Entries taken from a collection:
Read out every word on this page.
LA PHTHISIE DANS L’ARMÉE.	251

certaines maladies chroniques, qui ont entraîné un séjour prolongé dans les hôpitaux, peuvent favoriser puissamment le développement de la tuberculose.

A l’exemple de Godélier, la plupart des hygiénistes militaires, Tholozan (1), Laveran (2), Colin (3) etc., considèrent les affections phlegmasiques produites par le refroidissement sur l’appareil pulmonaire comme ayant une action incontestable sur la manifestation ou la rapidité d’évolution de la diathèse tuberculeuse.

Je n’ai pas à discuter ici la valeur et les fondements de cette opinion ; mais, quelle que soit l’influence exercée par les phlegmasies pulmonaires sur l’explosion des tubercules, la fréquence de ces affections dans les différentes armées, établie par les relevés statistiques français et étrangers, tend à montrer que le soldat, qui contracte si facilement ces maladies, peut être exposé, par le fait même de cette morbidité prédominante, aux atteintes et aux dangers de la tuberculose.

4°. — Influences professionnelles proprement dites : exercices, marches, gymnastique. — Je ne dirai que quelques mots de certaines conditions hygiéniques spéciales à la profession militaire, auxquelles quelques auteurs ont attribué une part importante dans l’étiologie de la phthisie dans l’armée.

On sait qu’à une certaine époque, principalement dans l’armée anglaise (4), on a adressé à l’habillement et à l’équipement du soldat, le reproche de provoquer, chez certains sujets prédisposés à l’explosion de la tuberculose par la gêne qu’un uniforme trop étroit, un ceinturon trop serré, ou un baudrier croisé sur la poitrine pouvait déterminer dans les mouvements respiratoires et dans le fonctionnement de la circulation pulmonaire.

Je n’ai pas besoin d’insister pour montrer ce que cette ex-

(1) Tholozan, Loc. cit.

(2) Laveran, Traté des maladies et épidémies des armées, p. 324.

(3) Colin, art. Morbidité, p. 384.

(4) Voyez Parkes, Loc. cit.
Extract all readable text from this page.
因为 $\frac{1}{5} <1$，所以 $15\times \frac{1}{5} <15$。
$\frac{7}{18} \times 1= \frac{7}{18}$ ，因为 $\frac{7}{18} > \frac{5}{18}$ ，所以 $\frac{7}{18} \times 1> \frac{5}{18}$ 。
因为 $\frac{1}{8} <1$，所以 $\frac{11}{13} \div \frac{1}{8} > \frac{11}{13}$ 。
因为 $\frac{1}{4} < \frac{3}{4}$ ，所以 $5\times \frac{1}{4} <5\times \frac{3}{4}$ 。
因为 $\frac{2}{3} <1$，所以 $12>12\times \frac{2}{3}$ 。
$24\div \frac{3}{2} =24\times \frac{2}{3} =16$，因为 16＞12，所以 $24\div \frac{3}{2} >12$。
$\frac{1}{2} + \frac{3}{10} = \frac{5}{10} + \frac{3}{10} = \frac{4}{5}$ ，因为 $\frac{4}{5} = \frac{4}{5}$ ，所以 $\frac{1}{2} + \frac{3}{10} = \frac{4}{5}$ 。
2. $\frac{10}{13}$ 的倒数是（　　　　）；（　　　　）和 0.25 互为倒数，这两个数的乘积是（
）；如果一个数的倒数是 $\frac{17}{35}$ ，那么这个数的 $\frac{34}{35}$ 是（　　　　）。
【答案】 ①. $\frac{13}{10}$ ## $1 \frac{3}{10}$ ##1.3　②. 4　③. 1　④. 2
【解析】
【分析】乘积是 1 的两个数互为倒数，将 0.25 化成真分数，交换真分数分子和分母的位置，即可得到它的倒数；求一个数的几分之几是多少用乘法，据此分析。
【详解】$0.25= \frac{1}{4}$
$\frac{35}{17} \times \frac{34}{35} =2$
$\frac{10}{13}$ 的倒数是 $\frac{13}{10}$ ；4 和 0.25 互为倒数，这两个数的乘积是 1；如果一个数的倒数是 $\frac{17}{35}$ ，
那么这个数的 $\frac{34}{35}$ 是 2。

WHAT YOU SHOULD DO ▸ Reply with one number: the count of lines in the entries that include the word "certaines".

THE COMPLETED TASK ▸ 2